(Your instructions) Gather all lines in the entries below that include the word "name".

+---+

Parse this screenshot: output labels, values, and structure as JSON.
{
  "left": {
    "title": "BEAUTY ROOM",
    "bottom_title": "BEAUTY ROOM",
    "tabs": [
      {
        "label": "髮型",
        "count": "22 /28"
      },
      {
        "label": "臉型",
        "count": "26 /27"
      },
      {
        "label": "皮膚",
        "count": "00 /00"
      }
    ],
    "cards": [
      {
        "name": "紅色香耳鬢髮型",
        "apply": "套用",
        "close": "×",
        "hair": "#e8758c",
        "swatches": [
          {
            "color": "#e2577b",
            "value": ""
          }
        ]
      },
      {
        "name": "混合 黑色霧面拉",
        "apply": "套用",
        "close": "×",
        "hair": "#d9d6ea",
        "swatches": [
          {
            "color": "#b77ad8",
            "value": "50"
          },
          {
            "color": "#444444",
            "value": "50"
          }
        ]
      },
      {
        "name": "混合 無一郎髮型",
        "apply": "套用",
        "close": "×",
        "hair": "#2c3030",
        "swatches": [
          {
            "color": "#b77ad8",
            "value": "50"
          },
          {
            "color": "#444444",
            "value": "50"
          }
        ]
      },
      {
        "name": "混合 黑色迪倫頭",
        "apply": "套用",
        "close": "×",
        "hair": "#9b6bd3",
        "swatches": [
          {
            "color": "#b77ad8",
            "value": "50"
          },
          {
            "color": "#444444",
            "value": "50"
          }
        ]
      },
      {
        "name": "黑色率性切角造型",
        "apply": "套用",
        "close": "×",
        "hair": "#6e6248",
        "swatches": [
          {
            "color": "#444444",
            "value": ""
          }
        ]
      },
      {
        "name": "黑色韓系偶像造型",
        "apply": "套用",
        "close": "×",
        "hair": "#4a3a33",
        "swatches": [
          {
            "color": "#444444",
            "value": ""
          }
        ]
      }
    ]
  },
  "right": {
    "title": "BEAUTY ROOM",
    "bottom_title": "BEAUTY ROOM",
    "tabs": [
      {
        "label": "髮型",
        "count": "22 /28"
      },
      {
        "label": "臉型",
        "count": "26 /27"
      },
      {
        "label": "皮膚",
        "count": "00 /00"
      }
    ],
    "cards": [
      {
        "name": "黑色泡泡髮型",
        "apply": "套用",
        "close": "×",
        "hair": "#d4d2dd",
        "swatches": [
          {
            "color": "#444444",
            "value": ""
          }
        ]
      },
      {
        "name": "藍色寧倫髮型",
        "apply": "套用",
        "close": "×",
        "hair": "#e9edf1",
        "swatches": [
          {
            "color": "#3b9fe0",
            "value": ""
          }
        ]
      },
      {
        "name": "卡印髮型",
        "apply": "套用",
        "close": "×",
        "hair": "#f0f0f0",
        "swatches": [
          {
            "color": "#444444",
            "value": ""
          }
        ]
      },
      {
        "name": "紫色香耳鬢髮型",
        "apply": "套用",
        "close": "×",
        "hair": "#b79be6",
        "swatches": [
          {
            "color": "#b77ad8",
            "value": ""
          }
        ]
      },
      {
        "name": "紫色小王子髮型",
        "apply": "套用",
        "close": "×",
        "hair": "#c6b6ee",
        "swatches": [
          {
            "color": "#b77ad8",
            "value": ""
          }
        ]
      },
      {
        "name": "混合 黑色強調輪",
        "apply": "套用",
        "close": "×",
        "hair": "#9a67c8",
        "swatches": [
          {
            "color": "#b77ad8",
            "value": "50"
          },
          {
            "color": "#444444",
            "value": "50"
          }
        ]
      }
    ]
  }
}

+---+

(Result for this exercise)
        "name": "紅色香耳鬢髮型",
        "name": "混合 黑色霧面拉",
        "name": "混合 無一郎髮型",
        "name": "混合 黑色迪倫頭",
        "name": "黑色率性切角造型",
        "name": "黑色韓系偶像造型",
        "name": "黑色泡泡髮型",
        "name": "藍色寧倫髮型",
        "name": "卡印髮型",
        "name": "紫色香耳鬢髮型",
        "name": "紫色小王子髮型",
        "name": "混合 黑色強調輪",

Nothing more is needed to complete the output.